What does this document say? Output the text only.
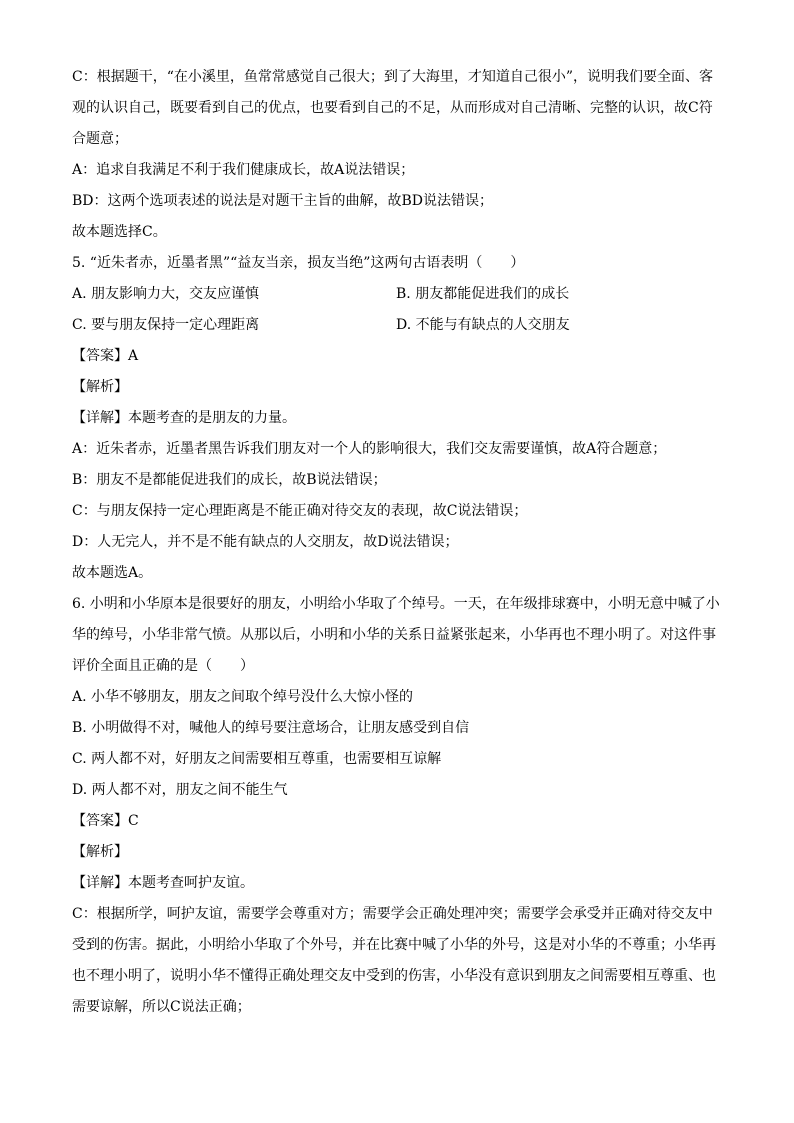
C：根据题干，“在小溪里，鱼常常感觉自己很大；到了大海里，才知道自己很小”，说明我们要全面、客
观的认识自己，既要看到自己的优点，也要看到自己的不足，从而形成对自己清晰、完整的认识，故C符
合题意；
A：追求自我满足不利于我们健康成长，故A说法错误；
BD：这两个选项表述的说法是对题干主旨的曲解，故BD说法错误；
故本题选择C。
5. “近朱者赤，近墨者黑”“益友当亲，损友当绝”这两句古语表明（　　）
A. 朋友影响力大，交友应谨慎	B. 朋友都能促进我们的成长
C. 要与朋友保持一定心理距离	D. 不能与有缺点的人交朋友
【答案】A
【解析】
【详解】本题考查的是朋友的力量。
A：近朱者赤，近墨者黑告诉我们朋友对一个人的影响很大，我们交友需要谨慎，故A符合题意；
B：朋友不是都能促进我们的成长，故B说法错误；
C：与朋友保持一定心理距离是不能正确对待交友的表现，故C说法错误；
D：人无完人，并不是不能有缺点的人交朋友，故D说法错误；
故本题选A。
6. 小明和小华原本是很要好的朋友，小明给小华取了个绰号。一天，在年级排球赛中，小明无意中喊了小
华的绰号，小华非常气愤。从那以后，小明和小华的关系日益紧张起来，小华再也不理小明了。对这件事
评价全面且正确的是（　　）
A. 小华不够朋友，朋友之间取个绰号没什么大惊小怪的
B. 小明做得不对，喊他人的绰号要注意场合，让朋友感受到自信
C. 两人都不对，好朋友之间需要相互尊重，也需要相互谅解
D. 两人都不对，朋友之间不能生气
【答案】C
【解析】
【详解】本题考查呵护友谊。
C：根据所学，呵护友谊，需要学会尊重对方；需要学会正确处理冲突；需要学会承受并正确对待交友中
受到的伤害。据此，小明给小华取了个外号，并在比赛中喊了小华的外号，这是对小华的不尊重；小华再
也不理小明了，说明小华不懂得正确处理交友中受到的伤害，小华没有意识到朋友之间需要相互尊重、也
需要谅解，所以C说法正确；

### Exercise brief:
Transcribe the listing above verbatim. Omit the pictures.

### Full answer:
What does this document say? Output the text only.
C：根据题干，“在小溪里，鱼常常感觉自己很大；到了大海里，才知道自己很小”，说明我们要全面、客
观的认识自己，既要看到自己的优点，也要看到自己的不足，从而形成对自己清晰、完整的认识，故C符
合题意；
A：追求自我满足不利于我们健康成长，故A说法错误；
BD：这两个选项表述的说法是对题干主旨的曲解，故BD说法错误；
故本题选择C。
5. “近朱者赤，近墨者黑”“益友当亲，损友当绝”这两句古语表明（　　）
A. 朋友影响力大，交友应谨慎	B. 朋友都能促进我们的成长
C. 要与朋友保持一定心理距离	D. 不能与有缺点的人交朋友
【答案】A
【解析】
【详解】本题考查的是朋友的力量。
A：近朱者赤，近墨者黑告诉我们朋友对一个人的影响很大，我们交友需要谨慎，故A符合题意；
B：朋友不是都能促进我们的成长，故B说法错误；
C：与朋友保持一定心理距离是不能正确对待交友的表现，故C说法错误；
D：人无完人，并不是不能有缺点的人交朋友，故D说法错误；
故本题选A。
6. 小明和小华原本是很要好的朋友，小明给小华取了个绰号。一天，在年级排球赛中，小明无意中喊了小
华的绰号，小华非常气愤。从那以后，小明和小华的关系日益紧张起来，小华再也不理小明了。对这件事
评价全面且正确的是（　　）
A. 小华不够朋友，朋友之间取个绰号没什么大惊小怪的
B. 小明做得不对，喊他人的绰号要注意场合，让朋友感受到自信
C. 两人都不对，好朋友之间需要相互尊重，也需要相互谅解
D. 两人都不对，朋友之间不能生气
【答案】C
【解析】
【详解】本题考查呵护友谊。
C：根据所学，呵护友谊，需要学会尊重对方；需要学会正确处理冲突；需要学会承受并正确对待交友中
受到的伤害。据此，小明给小华取了个外号，并在比赛中喊了小华的外号，这是对小华的不尊重；小华再
也不理小明了，说明小华不懂得正确处理交友中受到的伤害，小华没有意识到朋友之间需要相互尊重、也
需要谅解，所以C说法正确；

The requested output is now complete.